◆ **WHAT IS EXPECTED**: Output every line below without omitting or altering anything.
------ PROVIDED RECORDS
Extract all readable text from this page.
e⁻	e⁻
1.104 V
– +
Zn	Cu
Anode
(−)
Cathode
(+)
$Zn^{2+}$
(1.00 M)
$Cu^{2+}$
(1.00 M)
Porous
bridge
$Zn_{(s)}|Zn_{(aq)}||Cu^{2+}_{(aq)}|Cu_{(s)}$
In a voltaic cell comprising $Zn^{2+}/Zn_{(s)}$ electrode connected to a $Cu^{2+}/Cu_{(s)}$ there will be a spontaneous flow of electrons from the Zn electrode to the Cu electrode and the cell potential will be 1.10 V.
------------
◆ **TASK RESULT**:
Extract all readable text from this page.
e⁻	e⁻
1.104 V
– +
Zn	Cu
Anode
(−)
Cathode
(+)
$Zn^{2+}$
(1.00 M)
$Cu^{2+}$
(1.00 M)
Porous
bridge
$Zn_{(s)}|Zn_{(aq)}||Cu^{2+}_{(aq)}|Cu_{(s)}$
In a voltaic cell comprising $Zn^{2+}/Zn_{(s)}$ electrode connected to a $Cu^{2+}/Cu_{(s)}$ there will be a spontaneous flow of electrons from the Zn electrode to the Cu electrode and the cell potential will be 1.10 V.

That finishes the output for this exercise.